= QUOTED PASSAGE =
Hi.
I am trying to use the PowerPointExtractor class to extract text from a Chinese
powerpoint document. I have been able to successfully extract text from other
Chinese powerpoint documents, but with this particular document I am getting
the following exception.
The Current User stream must be at least 28 bytes long, but was only 7
not continuing anyways
org.apache.poi.hslf.exceptions.CorruptPowerPointFileException: The Current User
stream must be at least 28 bytes long, but was only 7
at org.apache.poi.hslf.record.CurrentUserAtom.<init>(CurrentUserAtom.java:120)
at
org.apache.poi.hslf.HSLFSlideShow.readCurrentUserStream(HSLFSlideShow.java:276)
at org.apache.poi.hslf.HSLFSlideShow.<init>(HSLFSlideShow.java:133)
at org.apache.poi.hslf.HSLFSlideShow.<init>(HSLFSlideShow.java:115)

= WORK TO DO =
**A)** Reproduce the portion of the PowerPointExtractor post between "I am trying" and "the following exception.", inclusive.
**B)** Continue the post about the PowerPointExtractor exception from the point at which it stops.

= STORED RECORDS =
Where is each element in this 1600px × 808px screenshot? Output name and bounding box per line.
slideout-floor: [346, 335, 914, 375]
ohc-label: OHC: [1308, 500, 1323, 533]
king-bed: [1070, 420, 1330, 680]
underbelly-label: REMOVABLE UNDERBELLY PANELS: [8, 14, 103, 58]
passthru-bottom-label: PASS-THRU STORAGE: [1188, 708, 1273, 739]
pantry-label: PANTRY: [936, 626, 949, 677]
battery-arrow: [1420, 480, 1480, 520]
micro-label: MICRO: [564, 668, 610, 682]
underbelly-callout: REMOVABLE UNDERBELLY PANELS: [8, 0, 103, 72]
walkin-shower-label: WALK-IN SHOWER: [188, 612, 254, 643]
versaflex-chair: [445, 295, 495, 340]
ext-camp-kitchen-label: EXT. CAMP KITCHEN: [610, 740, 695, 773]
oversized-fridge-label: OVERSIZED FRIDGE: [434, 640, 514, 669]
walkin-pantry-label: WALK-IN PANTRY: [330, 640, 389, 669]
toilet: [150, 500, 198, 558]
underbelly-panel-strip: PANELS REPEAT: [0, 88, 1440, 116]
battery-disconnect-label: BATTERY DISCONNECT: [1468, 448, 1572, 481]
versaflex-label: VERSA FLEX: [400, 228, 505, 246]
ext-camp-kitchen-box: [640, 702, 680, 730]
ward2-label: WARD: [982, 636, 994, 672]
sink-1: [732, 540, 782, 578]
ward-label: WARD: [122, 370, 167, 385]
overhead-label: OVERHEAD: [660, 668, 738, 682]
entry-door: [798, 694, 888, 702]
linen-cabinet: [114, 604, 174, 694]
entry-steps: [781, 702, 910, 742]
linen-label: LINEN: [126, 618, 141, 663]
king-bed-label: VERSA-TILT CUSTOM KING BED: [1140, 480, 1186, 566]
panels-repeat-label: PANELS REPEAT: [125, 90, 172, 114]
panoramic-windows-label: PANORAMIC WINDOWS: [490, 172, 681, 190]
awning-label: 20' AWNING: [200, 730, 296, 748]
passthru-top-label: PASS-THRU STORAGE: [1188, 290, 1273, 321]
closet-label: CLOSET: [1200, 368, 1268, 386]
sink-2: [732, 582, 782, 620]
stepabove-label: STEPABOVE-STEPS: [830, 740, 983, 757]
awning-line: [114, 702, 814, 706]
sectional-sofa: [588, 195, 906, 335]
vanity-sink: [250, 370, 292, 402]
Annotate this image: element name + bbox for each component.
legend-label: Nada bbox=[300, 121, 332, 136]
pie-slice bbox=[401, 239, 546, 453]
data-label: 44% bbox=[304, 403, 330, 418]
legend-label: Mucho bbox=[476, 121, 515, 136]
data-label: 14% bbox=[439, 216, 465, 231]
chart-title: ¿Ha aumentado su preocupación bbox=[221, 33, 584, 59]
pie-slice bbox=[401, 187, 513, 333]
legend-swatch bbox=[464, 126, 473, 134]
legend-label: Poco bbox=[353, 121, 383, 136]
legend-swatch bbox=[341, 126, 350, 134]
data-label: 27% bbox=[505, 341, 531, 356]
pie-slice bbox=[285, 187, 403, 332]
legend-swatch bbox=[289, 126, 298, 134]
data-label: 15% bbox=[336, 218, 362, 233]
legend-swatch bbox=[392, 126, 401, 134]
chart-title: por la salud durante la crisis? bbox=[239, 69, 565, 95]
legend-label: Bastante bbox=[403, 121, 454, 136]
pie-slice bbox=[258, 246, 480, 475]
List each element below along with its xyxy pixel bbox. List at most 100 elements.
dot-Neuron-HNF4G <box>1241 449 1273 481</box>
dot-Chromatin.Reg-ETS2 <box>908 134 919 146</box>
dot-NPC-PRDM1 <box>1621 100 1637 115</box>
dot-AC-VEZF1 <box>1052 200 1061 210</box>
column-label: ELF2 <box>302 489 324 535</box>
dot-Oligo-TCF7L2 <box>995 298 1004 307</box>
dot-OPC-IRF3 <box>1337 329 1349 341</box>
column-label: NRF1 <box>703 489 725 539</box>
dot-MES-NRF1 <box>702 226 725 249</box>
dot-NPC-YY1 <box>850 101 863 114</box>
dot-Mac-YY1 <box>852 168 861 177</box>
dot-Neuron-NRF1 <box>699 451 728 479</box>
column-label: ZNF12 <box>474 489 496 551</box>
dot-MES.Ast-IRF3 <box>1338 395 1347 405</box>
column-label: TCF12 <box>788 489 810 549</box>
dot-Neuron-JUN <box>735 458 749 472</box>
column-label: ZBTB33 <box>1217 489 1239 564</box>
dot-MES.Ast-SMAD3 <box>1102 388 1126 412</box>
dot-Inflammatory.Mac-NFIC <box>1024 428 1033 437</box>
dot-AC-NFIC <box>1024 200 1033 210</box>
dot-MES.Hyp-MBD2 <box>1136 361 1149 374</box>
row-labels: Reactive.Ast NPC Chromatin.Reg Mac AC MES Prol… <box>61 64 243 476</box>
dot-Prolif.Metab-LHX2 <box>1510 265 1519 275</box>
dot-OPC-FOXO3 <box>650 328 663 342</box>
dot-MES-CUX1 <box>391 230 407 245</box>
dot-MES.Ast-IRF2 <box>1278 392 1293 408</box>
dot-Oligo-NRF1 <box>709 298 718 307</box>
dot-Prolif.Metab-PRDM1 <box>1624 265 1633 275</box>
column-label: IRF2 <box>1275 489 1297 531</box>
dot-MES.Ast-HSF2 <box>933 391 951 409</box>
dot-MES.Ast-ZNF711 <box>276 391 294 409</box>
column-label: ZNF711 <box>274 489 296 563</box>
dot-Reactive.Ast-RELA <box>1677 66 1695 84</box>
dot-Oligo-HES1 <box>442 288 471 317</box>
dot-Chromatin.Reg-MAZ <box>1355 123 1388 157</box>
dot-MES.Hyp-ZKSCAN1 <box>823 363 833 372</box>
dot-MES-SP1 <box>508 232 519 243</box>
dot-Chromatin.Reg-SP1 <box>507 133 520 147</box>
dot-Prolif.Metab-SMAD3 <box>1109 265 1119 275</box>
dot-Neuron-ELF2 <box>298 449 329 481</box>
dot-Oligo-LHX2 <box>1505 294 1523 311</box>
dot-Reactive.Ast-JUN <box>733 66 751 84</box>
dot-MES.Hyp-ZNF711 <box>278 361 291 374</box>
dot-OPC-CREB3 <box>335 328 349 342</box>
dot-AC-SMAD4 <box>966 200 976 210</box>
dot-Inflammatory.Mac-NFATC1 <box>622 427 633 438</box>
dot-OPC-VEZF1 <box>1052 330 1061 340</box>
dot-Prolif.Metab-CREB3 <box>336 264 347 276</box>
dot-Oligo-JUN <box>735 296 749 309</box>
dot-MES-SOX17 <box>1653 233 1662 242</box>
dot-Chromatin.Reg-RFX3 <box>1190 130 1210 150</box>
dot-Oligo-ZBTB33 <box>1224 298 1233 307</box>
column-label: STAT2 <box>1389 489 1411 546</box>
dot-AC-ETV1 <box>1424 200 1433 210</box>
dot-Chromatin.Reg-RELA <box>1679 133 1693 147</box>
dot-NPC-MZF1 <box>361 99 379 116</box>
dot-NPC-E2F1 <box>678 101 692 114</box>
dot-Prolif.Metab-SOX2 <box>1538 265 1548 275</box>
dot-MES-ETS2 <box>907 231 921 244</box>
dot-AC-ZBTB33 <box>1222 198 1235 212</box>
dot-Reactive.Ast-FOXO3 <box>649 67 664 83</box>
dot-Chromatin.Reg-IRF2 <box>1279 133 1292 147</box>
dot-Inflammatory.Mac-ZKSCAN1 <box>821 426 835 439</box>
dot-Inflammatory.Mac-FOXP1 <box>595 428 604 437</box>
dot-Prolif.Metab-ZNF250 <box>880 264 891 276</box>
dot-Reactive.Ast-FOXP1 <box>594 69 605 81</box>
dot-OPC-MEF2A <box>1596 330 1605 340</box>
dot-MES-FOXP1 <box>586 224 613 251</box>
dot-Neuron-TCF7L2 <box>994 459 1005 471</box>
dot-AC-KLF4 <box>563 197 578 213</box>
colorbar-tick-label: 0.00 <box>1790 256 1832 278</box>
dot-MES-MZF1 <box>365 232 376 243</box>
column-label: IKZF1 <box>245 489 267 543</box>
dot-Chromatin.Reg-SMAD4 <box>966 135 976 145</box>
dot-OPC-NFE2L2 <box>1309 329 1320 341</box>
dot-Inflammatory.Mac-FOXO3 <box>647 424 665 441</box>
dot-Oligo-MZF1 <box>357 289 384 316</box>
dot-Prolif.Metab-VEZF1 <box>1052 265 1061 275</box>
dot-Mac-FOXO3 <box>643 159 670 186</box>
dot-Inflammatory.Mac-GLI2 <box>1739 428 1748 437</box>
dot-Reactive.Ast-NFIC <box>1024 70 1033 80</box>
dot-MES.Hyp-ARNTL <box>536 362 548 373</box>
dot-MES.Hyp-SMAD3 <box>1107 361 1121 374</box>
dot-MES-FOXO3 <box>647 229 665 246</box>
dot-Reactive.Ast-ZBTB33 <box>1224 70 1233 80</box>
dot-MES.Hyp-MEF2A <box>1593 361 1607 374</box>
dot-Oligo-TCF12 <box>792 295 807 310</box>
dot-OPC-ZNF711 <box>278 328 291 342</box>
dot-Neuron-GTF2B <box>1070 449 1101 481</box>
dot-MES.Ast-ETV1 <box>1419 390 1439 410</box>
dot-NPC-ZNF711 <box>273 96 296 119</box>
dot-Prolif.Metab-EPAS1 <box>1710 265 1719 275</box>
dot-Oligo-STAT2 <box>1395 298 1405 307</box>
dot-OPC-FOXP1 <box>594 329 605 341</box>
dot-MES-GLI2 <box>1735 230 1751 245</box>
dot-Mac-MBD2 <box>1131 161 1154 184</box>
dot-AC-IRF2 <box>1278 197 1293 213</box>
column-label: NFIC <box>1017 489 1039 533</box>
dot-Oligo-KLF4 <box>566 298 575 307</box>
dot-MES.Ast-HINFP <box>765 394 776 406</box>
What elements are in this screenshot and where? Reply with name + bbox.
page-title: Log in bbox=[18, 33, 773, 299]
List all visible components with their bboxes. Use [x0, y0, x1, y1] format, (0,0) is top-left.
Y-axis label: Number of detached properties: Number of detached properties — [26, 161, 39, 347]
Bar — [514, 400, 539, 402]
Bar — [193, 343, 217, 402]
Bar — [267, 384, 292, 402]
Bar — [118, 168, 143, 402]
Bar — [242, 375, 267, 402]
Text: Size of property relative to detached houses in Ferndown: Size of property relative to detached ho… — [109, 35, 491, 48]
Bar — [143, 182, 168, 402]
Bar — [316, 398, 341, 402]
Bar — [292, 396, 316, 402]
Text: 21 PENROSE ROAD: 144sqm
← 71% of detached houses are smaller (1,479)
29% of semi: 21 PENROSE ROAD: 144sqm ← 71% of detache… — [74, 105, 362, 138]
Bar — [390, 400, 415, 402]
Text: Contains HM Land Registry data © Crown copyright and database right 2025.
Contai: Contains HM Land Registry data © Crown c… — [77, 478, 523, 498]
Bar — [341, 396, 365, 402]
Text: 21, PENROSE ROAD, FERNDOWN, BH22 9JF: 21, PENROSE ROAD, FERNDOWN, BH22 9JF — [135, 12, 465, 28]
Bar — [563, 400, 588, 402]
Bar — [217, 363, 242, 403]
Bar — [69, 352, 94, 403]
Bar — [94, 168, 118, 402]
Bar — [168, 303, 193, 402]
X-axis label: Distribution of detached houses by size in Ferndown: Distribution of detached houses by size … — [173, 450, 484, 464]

= PER-TASK OUTPUTS =
**A)**
I am trying to use the PowerPointExtractor class to extract text from a Chinese
powerpoint document. I have been able to successfully extract text from other
Chinese powerpoint documents, but with this particular document I am getting
the following exception.

**B)**
at
org.apache.poi.hslf.extractor.PowerPointExtractor.<init>(PowerPointExtractor.java:98)
at
org.apache.poi.hslf.extractor.PowerPointExtractor.<init>(PowerPointExtractor.java:91)
at
org.apache.poi.hslf.extractor.PowerPointExtractor.<init>(PowerPointExtractor.java:84)
at TestPW.main(TestPW.java:15)
I know that this is a valid PowerPoint since I am able to open it up and view
it using Microsoft PowerPoint. This issue is happening with a handful of files
What could be causing this problem, and how can I overcome it?
Please let me know.
Thanks!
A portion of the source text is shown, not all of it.